[MATERIAL FOR THIS TASK]

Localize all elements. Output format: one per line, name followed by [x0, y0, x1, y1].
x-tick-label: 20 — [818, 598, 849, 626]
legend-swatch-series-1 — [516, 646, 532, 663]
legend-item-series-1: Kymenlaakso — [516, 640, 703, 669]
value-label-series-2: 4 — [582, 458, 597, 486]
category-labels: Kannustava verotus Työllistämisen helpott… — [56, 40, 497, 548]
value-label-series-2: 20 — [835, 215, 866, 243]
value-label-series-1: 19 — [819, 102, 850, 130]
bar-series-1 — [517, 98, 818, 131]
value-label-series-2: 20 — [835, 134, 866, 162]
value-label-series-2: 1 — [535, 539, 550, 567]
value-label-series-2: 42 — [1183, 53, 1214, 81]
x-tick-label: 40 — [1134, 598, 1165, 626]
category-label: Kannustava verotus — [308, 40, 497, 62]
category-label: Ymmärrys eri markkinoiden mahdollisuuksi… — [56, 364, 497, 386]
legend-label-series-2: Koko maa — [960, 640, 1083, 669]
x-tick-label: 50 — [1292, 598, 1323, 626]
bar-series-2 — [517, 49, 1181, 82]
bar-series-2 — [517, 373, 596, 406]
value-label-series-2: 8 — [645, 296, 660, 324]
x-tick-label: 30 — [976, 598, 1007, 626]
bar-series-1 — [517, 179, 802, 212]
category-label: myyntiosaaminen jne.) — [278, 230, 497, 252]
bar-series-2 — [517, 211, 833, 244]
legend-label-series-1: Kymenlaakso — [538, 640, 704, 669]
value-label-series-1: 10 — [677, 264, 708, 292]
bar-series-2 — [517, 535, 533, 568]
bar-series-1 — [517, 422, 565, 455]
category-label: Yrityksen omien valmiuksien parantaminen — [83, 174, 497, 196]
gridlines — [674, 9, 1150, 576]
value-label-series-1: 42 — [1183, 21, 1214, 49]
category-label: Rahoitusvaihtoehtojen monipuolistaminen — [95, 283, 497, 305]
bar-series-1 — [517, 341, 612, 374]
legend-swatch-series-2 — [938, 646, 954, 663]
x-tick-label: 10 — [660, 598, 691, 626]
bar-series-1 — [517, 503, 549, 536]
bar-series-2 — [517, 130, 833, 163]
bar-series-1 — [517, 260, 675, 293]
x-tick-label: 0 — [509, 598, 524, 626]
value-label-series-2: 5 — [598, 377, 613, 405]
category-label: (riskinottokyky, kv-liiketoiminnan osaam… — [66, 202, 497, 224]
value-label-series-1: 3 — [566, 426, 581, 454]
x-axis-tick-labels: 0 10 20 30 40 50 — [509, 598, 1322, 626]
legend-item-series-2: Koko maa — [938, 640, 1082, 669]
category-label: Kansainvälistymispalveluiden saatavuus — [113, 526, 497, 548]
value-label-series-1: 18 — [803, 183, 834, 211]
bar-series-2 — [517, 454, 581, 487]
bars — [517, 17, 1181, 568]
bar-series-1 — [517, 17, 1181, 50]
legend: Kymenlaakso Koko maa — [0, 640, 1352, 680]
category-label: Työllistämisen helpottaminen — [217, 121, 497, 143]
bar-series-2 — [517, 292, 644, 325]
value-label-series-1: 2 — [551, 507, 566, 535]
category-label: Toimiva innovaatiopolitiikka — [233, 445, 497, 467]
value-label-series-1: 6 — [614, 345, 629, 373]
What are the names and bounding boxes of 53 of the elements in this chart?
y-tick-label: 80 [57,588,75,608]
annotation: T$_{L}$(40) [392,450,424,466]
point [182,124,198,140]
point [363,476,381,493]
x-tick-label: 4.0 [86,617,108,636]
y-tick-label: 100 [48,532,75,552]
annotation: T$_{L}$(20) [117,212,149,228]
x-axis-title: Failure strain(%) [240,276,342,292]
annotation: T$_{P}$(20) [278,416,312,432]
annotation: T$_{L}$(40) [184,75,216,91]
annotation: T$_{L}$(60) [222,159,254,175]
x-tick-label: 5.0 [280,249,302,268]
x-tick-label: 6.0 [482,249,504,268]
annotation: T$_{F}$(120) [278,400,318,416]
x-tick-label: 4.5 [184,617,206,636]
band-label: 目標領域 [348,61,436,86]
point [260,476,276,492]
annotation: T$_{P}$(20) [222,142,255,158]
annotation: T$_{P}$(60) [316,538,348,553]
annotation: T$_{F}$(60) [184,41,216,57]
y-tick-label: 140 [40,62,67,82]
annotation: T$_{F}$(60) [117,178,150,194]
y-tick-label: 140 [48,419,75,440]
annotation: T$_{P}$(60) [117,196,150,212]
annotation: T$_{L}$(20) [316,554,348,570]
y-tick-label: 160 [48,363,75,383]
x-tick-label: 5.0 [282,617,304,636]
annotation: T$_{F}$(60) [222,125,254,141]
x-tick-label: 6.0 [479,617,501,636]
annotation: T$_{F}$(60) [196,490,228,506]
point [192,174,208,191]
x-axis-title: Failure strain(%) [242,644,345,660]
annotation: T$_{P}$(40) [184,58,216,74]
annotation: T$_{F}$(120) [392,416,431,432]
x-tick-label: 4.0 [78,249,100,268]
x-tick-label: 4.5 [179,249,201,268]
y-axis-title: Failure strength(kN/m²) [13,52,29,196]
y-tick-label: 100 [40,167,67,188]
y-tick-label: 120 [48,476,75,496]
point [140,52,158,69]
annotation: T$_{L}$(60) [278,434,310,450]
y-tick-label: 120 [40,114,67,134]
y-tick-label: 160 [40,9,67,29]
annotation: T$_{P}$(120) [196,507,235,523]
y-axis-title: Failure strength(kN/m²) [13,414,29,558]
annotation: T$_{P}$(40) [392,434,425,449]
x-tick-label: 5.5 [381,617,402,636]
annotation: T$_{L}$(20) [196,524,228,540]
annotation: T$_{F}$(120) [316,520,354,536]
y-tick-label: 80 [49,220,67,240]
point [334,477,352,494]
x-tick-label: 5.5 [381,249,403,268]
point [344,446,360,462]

[EXERCISE OBJECTIVE] Duplicate every line of the listing above without any change.

[COMPLETED EXERCISE]
Localize all elements. Output format: one per line, name followed by [x0, y0, x1, y1].
x-tick-label: 20 — [818, 598, 849, 626]
legend-swatch-series-1 — [516, 646, 532, 663]
legend-item-series-1: Kymenlaakso — [516, 640, 703, 669]
value-label-series-2: 4 — [582, 458, 597, 486]
category-labels: Kannustava verotus Työllistämisen helpott… — [56, 40, 497, 548]
value-label-series-2: 20 — [835, 215, 866, 243]
value-label-series-1: 19 — [819, 102, 850, 130]
bar-series-1 — [517, 98, 818, 131]
value-label-series-2: 20 — [835, 134, 866, 162]
value-label-series-2: 1 — [535, 539, 550, 567]
value-label-series-2: 42 — [1183, 53, 1214, 81]
x-tick-label: 40 — [1134, 598, 1165, 626]
category-label: Kannustava verotus — [308, 40, 497, 62]
category-label: Ymmärrys eri markkinoiden mahdollisuuksi… — [56, 364, 497, 386]
legend-label-series-2: Koko maa — [960, 640, 1083, 669]
x-tick-label: 50 — [1292, 598, 1323, 626]
bar-series-2 — [517, 49, 1181, 82]
bar-series-2 — [517, 373, 596, 406]
value-label-series-2: 8 — [645, 296, 660, 324]
x-tick-label: 30 — [976, 598, 1007, 626]
bar-series-1 — [517, 179, 802, 212]
category-label: myyntiosaaminen jne.) — [278, 230, 497, 252]
bar-series-2 — [517, 211, 833, 244]
legend-label-series-1: Kymenlaakso — [538, 640, 704, 669]
value-label-series-1: 10 — [677, 264, 708, 292]
bar-series-2 — [517, 535, 533, 568]
bar-series-1 — [517, 422, 565, 455]
category-label: Yrityksen omien valmiuksien parantaminen — [83, 174, 497, 196]
gridlines — [674, 9, 1150, 576]
value-label-series-1: 42 — [1183, 21, 1214, 49]
category-label: Rahoitusvaihtoehtojen monipuolistaminen — [95, 283, 497, 305]
bar-series-1 — [517, 341, 612, 374]
legend-swatch-series-2 — [938, 646, 954, 663]
x-tick-label: 10 — [660, 598, 691, 626]
bar-series-1 — [517, 503, 549, 536]
bar-series-2 — [517, 130, 833, 163]
bar-series-1 — [517, 260, 675, 293]
x-tick-label: 0 — [509, 598, 524, 626]
value-label-series-2: 5 — [598, 377, 613, 405]
category-label: (riskinottokyky, kv-liiketoiminnan osaam… — [66, 202, 497, 224]
value-label-series-1: 3 — [566, 426, 581, 454]
x-axis-tick-labels: 0 10 20 30 40 50 — [509, 598, 1322, 626]
legend-item-series-2: Koko maa — [938, 640, 1082, 669]
category-label: Kansainvälistymispalveluiden saatavuus — [113, 526, 497, 548]
value-label-series-1: 18 — [803, 183, 834, 211]
bar-series-2 — [517, 454, 581, 487]
bars — [517, 17, 1181, 568]
bar-series-1 — [517, 17, 1181, 50]
legend: Kymenlaakso Koko maa — [0, 640, 1352, 680]
category-label: Työllistämisen helpottaminen — [217, 121, 497, 143]
bar-series-2 — [517, 292, 644, 325]
value-label-series-1: 2 — [551, 507, 566, 535]
category-label: Toimiva innovaatiopolitiikka — [233, 445, 497, 467]
value-label-series-1: 6 — [614, 345, 629, 373]
What are the names and bounding boxes of 53 of the elements in this chart?
y-tick-label: 80 [57,588,75,608]
annotation: T$_{L}$(40) [392,450,424,466]
point [182,124,198,140]
point [363,476,381,493]
x-tick-label: 4.0 [86,617,108,636]
y-tick-label: 100 [48,532,75,552]
annotation: T$_{L}$(20) [117,212,149,228]
x-axis-title: Failure strain(%) [240,276,342,292]
annotation: T$_{P}$(20) [278,416,312,432]
annotation: T$_{L}$(40) [184,75,216,91]
annotation: T$_{L}$(60) [222,159,254,175]
x-tick-label: 5.0 [280,249,302,268]
x-tick-label: 6.0 [482,249,504,268]
annotation: T$_{F}$(120) [278,400,318,416]
x-tick-label: 4.5 [184,617,206,636]
band-label: 目標領域 [348,61,436,86]
point [260,476,276,492]
annotation: T$_{P}$(20) [222,142,255,158]
annotation: T$_{P}$(60) [316,538,348,553]
annotation: T$_{F}$(60) [184,41,216,57]
y-tick-label: 140 [40,62,67,82]
annotation: T$_{F}$(60) [117,178,150,194]
y-tick-label: 140 [48,419,75,440]
annotation: T$_{P}$(60) [117,196,150,212]
annotation: T$_{L}$(20) [316,554,348,570]
y-tick-label: 160 [48,363,75,383]
x-tick-label: 5.0 [282,617,304,636]
annotation: T$_{F}$(60) [222,125,254,141]
x-tick-label: 6.0 [479,617,501,636]
annotation: T$_{F}$(60) [196,490,228,506]
point [192,174,208,191]
x-axis-title: Failure strain(%) [242,644,345,660]
annotation: T$_{P}$(40) [184,58,216,74]
annotation: T$_{F}$(120) [392,416,431,432]
x-tick-label: 4.0 [78,249,100,268]
x-tick-label: 4.5 [179,249,201,268]
y-axis-title: Failure strength(kN/m²) [13,52,29,196]
y-tick-label: 100 [40,167,67,188]
y-tick-label: 120 [48,476,75,496]
point [140,52,158,69]
annotation: T$_{L}$(60) [278,434,310,450]
y-tick-label: 120 [40,114,67,134]
y-tick-label: 160 [40,9,67,29]
annotation: T$_{P}$(120) [196,507,235,523]
y-axis-title: Failure strength(kN/m²) [13,414,29,558]
annotation: T$_{P}$(40) [392,434,425,449]
x-tick-label: 5.5 [381,617,402,636]
annotation: T$_{L}$(20) [196,524,228,540]
annotation: T$_{F}$(120) [316,520,354,536]
y-tick-label: 80 [49,220,67,240]
point [334,477,352,494]
x-tick-label: 5.5 [381,249,403,268]
point [344,446,360,462]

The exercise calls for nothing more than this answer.